◆ **Work to be completed**:
Copy the records below exactly, omitting any pictures they contain.

Data records:
○ ○ ○ ○ ○ ○ ○

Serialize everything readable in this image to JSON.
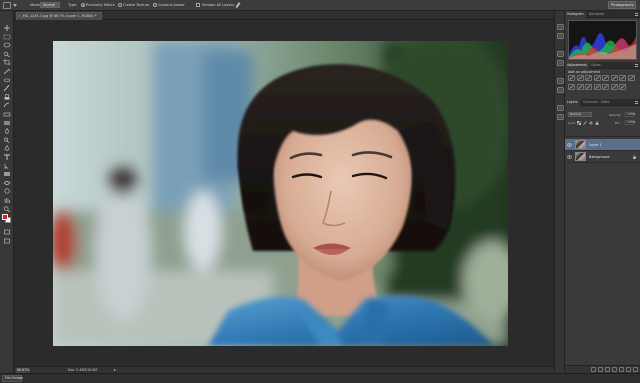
{
  "options_bar": {
    "mode_label": "Mode:",
    "mode_value": "Normal",
    "type_label": "Type:",
    "type_options": [
      "Proximity Match",
      "Create Texture",
      "Content-Aware"
    ],
    "type_selected": "Proximity Match",
    "sample_all_layers": "Sample All Layers",
    "workspace": "Photography"
  },
  "document": {
    "tab_title": "_MG_1235-3.jpg @ 66.7% (Layer 1, RGB/8) *",
    "tab_close": "×"
  },
  "status_bar": {
    "zoom": "66.67%",
    "doc_size": "Doc: 5.49M/10.9M",
    "mini_bridge": "Mini Bridge"
  },
  "panels": {
    "histogram_tabs": [
      "Histogram",
      "Navigator"
    ],
    "adjustments_tabs": [
      "Adjustments",
      "Styles"
    ],
    "adjustments_title": "Add an adjustment",
    "layers_tabs": [
      "Layers",
      "Channels",
      "Paths"
    ],
    "blend_mode": "Normal",
    "opacity_label": "Opacity:",
    "opacity_value": "100%",
    "lock_label": "Lock:",
    "fill_label": "Fill:",
    "fill_value": "100%",
    "layers": [
      {
        "name": "Layer 1",
        "selected": true,
        "italic": false
      },
      {
        "name": "Background",
        "selected": false,
        "italic": true
      }
    ]
  },
  "icons": {
    "tools": [
      "move-icon",
      "marquee-icon",
      "lasso-icon",
      "quick-select-icon",
      "crop-icon",
      "eyedropper-icon",
      "healing-brush-icon",
      "brush-icon",
      "clone-stamp-icon",
      "history-brush-icon",
      "eraser-icon",
      "gradient-icon",
      "blur-icon",
      "dodge-icon",
      "pen-icon",
      "type-icon",
      "path-select-icon",
      "shape-icon",
      "3d-rotate-icon",
      "3d-orbit-icon",
      "hand-icon",
      "zoom-icon"
    ],
    "dock": [
      "history-icon",
      "actions-icon",
      "brush-presets-icon",
      "clone-source-icon",
      "character-icon",
      "paragraph-icon",
      "info-icon",
      "notes-icon"
    ]
  },
  "colors": {
    "foreground": "#e02020",
    "background": "#ffffff",
    "selection": "#5a6f8a"
  }
}
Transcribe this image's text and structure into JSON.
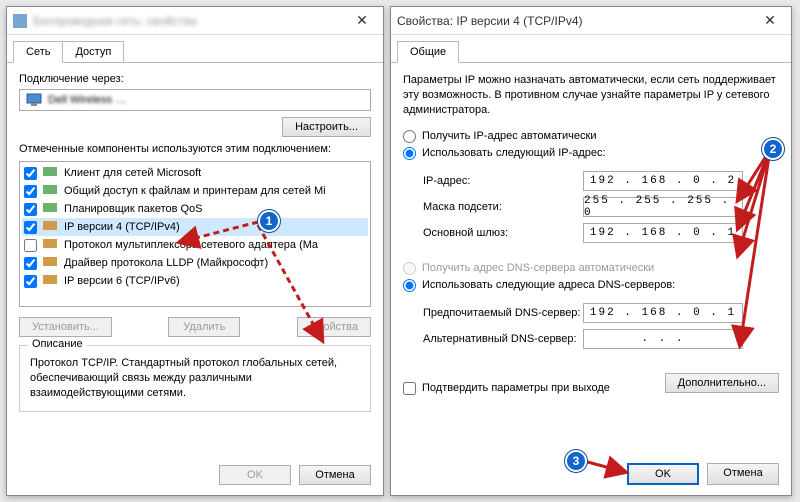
{
  "left": {
    "title_blurred": "Беспроводная сеть: свойства",
    "tabs": [
      "Сеть",
      "Доступ"
    ],
    "connect_via_label": "Подключение через:",
    "adapter_text": "Dell Wireless …",
    "configure_btn": "Настроить...",
    "components_label": "Отмеченные компоненты используются этим подключением:",
    "components": [
      {
        "label": "Клиент для сетей Microsoft",
        "checked": true
      },
      {
        "label": "Общий доступ к файлам и принтерам для сетей Mi",
        "checked": true
      },
      {
        "label": "Планировщик пакетов QoS",
        "checked": true
      },
      {
        "label": "IP версии 4 (TCP/IPv4)",
        "checked": true,
        "selected": true
      },
      {
        "label": "Протокол мультиплексора сетевого адаптера (Ma",
        "checked": false
      },
      {
        "label": "Драйвер протокола LLDP (Майкрософт)",
        "checked": true
      },
      {
        "label": "IP версии 6 (TCP/IPv6)",
        "checked": true
      }
    ],
    "install_btn": "Установить...",
    "uninstall_btn": "Удалить",
    "properties_btn": "Свойства",
    "description_title": "Описание",
    "description_text": "Протокол TCP/IP. Стандартный протокол глобальных сетей, обеспечивающий связь между различными взаимодействующими сетями.",
    "ok_btn": "OK",
    "cancel_btn": "Отмена"
  },
  "right": {
    "title": "Свойства: IP версии 4 (TCP/IPv4)",
    "tab": "Общие",
    "help": "Параметры IP можно назначать автоматически, если сеть поддерживает эту возможность. В противном случае узнайте параметры IP у сетевого администратора.",
    "ip_auto": "Получить IP-адрес автоматически",
    "ip_manual": "Использовать следующий IP-адрес:",
    "ip_label": "IP-адрес:",
    "ip_value": "192 . 168 .  0  .  2",
    "mask_label": "Маска подсети:",
    "mask_value": "255 . 255 . 255 .  0",
    "gw_label": "Основной шлюз:",
    "gw_value": "192 . 168 .  0  .  1",
    "dns_auto": "Получить адрес DNS-сервера автоматически",
    "dns_manual": "Использовать следующие адреса DNS-серверов:",
    "dns_pref_label": "Предпочитаемый DNS-сервер:",
    "dns_pref_value": "192 . 168 .  0  .  1",
    "dns_alt_label": "Альтернативный DNS-сервер:",
    "dns_alt_value": ".      .      .",
    "confirm_on_exit": "Подтвердить параметры при выходе",
    "advanced_btn": "Дополнительно...",
    "ok_btn": "OK",
    "cancel_btn": "Отмена"
  },
  "badges": {
    "b1": "1",
    "b2": "2",
    "b3": "3"
  }
}
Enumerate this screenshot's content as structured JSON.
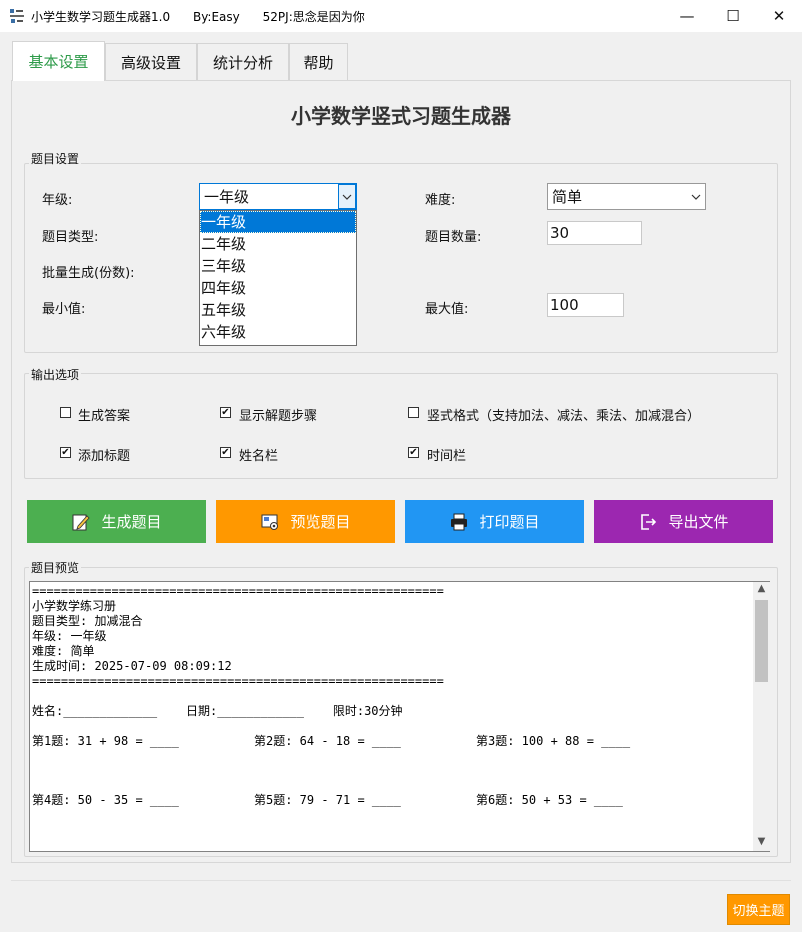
{
  "window": {
    "title": "小学生数学习题生成器1.0      By:Easy      52PJ:思念是因为你",
    "min_glyph": "—",
    "max_glyph": "☐",
    "close_glyph": "✕"
  },
  "tabs": [
    {
      "label": "基本设置",
      "active": true
    },
    {
      "label": "高级设置",
      "active": false
    },
    {
      "label": "统计分析",
      "active": false
    },
    {
      "label": "帮助",
      "active": false
    }
  ],
  "heading": "小学数学竖式习题生成器",
  "settings_group": {
    "title": "题目设置",
    "grade_label": "年级:",
    "grade_value": "一年级",
    "grade_options": [
      "一年级",
      "二年级",
      "三年级",
      "四年级",
      "五年级",
      "六年级"
    ],
    "difficulty_label": "难度:",
    "difficulty_value": "简单",
    "type_label": "题目类型:",
    "count_label": "题目数量:",
    "count_value": "30",
    "batch_label": "批量生成(份数):",
    "min_label": "最小值:",
    "max_label": "最大值:",
    "max_value": "100"
  },
  "output_group": {
    "title": "输出选项",
    "options": [
      {
        "label": "生成答案",
        "checked": false
      },
      {
        "label": "显示解题步骤",
        "checked": true
      },
      {
        "label": "竖式格式（支持加法、减法、乘法、加减混合）",
        "checked": false
      },
      {
        "label": "添加标题",
        "checked": true
      },
      {
        "label": "姓名栏",
        "checked": true
      },
      {
        "label": "时间栏",
        "checked": true
      }
    ]
  },
  "actions": {
    "generate": "生成题目",
    "preview": "预览题目",
    "print": "打印题目",
    "export": "导出文件"
  },
  "preview_group": {
    "title": "题目预览",
    "lines": [
      "=========================================================",
      "小学数学练习册",
      "题目类型: 加减混合",
      "年级: 一年级",
      "难度: 简单",
      "生成时间: 2025-07-09 08:09:12",
      "========================================================="
    ],
    "info_line": "姓名:_____________    日期:____________    限时:30分钟",
    "problems": [
      [
        "第1题: 31 + 98 = ____",
        "第2题: 64 - 18 = ____",
        "第3题: 100 + 88 = ____"
      ],
      [
        "第4题: 50 - 35 = ____",
        "第5题: 79 - 71 = ____",
        "第6题: 50 + 53 = ____"
      ]
    ]
  },
  "footer": {
    "theme_button": "切换主题"
  },
  "colors": {
    "generate": "#4caf50",
    "preview": "#ff9800",
    "print": "#2196f3",
    "export": "#9c27b0",
    "active_tab": "#2e9b4a",
    "selection": "#0078d7"
  }
}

○ ○ ○ ○ ○ ○ ○

◆ **Task response**:
Serialize everything readable in this image to JSON.
{
  "options_bar": {
    "mode_label": "Mode:",
    "mode_value": "Normal",
    "type_label": "Type:",
    "type_options": [
      "Proximity Match",
      "Create Texture",
      "Content-Aware"
    ],
    "type_selected": "Proximity Match",
    "sample_all_layers": "Sample All Layers",
    "workspace": "Photography"
  },
  "document": {
    "tab_title": "_MG_1235-3.jpg @ 66.7% (Layer 1, RGB/8) *",
    "tab_close": "×"
  },
  "status_bar": {
    "zoom": "66.67%",
    "doc_size": "Doc: 5.49M/10.9M",
    "mini_bridge": "Mini Bridge"
  },
  "panels": {
    "histogram_tabs": [
      "Histogram",
      "Navigator"
    ],
    "adjustments_tabs": [
      "Adjustments",
      "Styles"
    ],
    "adjustments_title": "Add an adjustment",
    "layers_tabs": [
      "Layers",
      "Channels",
      "Paths"
    ],
    "blend_mode": "Normal",
    "opacity_label": "Opacity:",
    "opacity_value": "100%",
    "lock_label": "Lock:",
    "fill_label": "Fill:",
    "fill_value": "100%",
    "layers": [
      {
        "name": "Layer 1",
        "selected": true,
        "italic": false
      },
      {
        "name": "Background",
        "selected": false,
        "italic": true
      }
    ]
  },
  "icons": {
    "tools": [
      "move-icon",
      "marquee-icon",
      "lasso-icon",
      "quick-select-icon",
      "crop-icon",
      "eyedropper-icon",
      "healing-brush-icon",
      "brush-icon",
      "clone-stamp-icon",
      "history-brush-icon",
      "eraser-icon",
      "gradient-icon",
      "blur-icon",
      "dodge-icon",
      "pen-icon",
      "type-icon",
      "path-select-icon",
      "shape-icon",
      "3d-rotate-icon",
      "3d-orbit-icon",
      "hand-icon",
      "zoom-icon"
    ],
    "dock": [
      "history-icon",
      "actions-icon",
      "brush-presets-icon",
      "clone-source-icon",
      "character-icon",
      "paragraph-icon",
      "info-icon",
      "notes-icon"
    ]
  },
  "colors": {
    "foreground": "#e02020",
    "background": "#ffffff",
    "selection": "#5a6f8a"
  }
}
Transcribe this image's text and structure into JSON.
{
  "left": {
    "title_blurred": "Беспроводная сеть: свойства",
    "tabs": [
      "Сеть",
      "Доступ"
    ],
    "connect_via_label": "Подключение через:",
    "adapter_text": "Dell Wireless …",
    "configure_btn": "Настроить...",
    "components_label": "Отмеченные компоненты используются этим подключением:",
    "components": [
      {
        "label": "Клиент для сетей Microsoft",
        "checked": true
      },
      {
        "label": "Общий доступ к файлам и принтерам для сетей Mi",
        "checked": true
      },
      {
        "label": "Планировщик пакетов QoS",
        "checked": true
      },
      {
        "label": "IP версии 4 (TCP/IPv4)",
        "checked": true,
        "selected": true
      },
      {
        "label": "Протокол мультиплексора сетевого адаптера (Ma",
        "checked": false
      },
      {
        "label": "Драйвер протокола LLDP (Майкрософт)",
        "checked": true
      },
      {
        "label": "IP версии 6 (TCP/IPv6)",
        "checked": true
      }
    ],
    "install_btn": "Установить...",
    "uninstall_btn": "Удалить",
    "properties_btn": "Свойства",
    "description_title": "Описание",
    "description_text": "Протокол TCP/IP. Стандартный протокол глобальных сетей, обеспечивающий связь между различными взаимодействующими сетями.",
    "ok_btn": "OK",
    "cancel_btn": "Отмена"
  },
  "right": {
    "title": "Свойства: IP версии 4 (TCP/IPv4)",
    "tab": "Общие",
    "help": "Параметры IP можно назначать автоматически, если сеть поддерживает эту возможность. В противном случае узнайте параметры IP у сетевого администратора.",
    "ip_auto": "Получить IP-адрес автоматически",
    "ip_manual": "Использовать следующий IP-адрес:",
    "ip_label": "IP-адрес:",
    "ip_value": "192 . 168 .  0  .  2",
    "mask_label": "Маска подсети:",
    "mask_value": "255 . 255 . 255 .  0",
    "gw_label": "Основной шлюз:",
    "gw_value": "192 . 168 .  0  .  1",
    "dns_auto": "Получить адрес DNS-сервера автоматически",
    "dns_manual": "Использовать следующие адреса DNS-серверов:",
    "dns_pref_label": "Предпочитаемый DNS-сервер:",
    "dns_pref_value": "192 . 168 .  0  .  1",
    "dns_alt_label": "Альтернативный DNS-сервер:",
    "dns_alt_value": ".      .      .",
    "confirm_on_exit": "Подтвердить параметры при выходе",
    "advanced_btn": "Дополнительно...",
    "ok_btn": "OK",
    "cancel_btn": "Отмена"
  },
  "badges": {
    "b1": "1",
    "b2": "2",
    "b3": "3"
  }
}
Enumerate this screenshot's content as structured JSON.
{
  "window": {
    "title": "小学生数学习题生成器1.0      By:Easy      52PJ:思念是因为你",
    "min_glyph": "—",
    "max_glyph": "☐",
    "close_glyph": "✕"
  },
  "tabs": [
    {
      "label": "基本设置",
      "active": true
    },
    {
      "label": "高级设置",
      "active": false
    },
    {
      "label": "统计分析",
      "active": false
    },
    {
      "label": "帮助",
      "active": false
    }
  ],
  "heading": "小学数学竖式习题生成器",
  "settings_group": {
    "title": "题目设置",
    "grade_label": "年级:",
    "grade_value": "一年级",
    "grade_options": [
      "一年级",
      "二年级",
      "三年级",
      "四年级",
      "五年级",
      "六年级"
    ],
    "difficulty_label": "难度:",
    "difficulty_value": "简单",
    "type_label": "题目类型:",
    "count_label": "题目数量:",
    "count_value": "30",
    "batch_label": "批量生成(份数):",
    "min_label": "最小值:",
    "max_label": "最大值:",
    "max_value": "100"
  },
  "output_group": {
    "title": "输出选项",
    "options": [
      {
        "label": "生成答案",
        "checked": false
      },
      {
        "label": "显示解题步骤",
        "checked": true
      },
      {
        "label": "竖式格式（支持加法、减法、乘法、加减混合）",
        "checked": false
      },
      {
        "label": "添加标题",
        "checked": true
      },
      {
        "label": "姓名栏",
        "checked": true
      },
      {
        "label": "时间栏",
        "checked": true
      }
    ]
  },
  "actions": {
    "generate": "生成题目",
    "preview": "预览题目",
    "print": "打印题目",
    "export": "导出文件"
  },
  "preview_group": {
    "title": "题目预览",
    "lines": [
      "=========================================================",
      "小学数学练习册",
      "题目类型: 加减混合",
      "年级: 一年级",
      "难度: 简单",
      "生成时间: 2025-07-09 08:09:12",
      "========================================================="
    ],
    "info_line": "姓名:_____________    日期:____________    限时:30分钟",
    "problems": [
      [
        "第1题: 31 + 98 = ____",
        "第2题: 64 - 18 = ____",
        "第3题: 100 + 88 = ____"
      ],
      [
        "第4题: 50 - 35 = ____",
        "第5题: 79 - 71 = ____",
        "第6题: 50 + 53 = ____"
      ]
    ]
  },
  "footer": {
    "theme_button": "切换主题"
  },
  "colors": {
    "generate": "#4caf50",
    "preview": "#ff9800",
    "print": "#2196f3",
    "export": "#9c27b0",
    "active_tab": "#2e9b4a",
    "selection": "#0078d7"
  }
}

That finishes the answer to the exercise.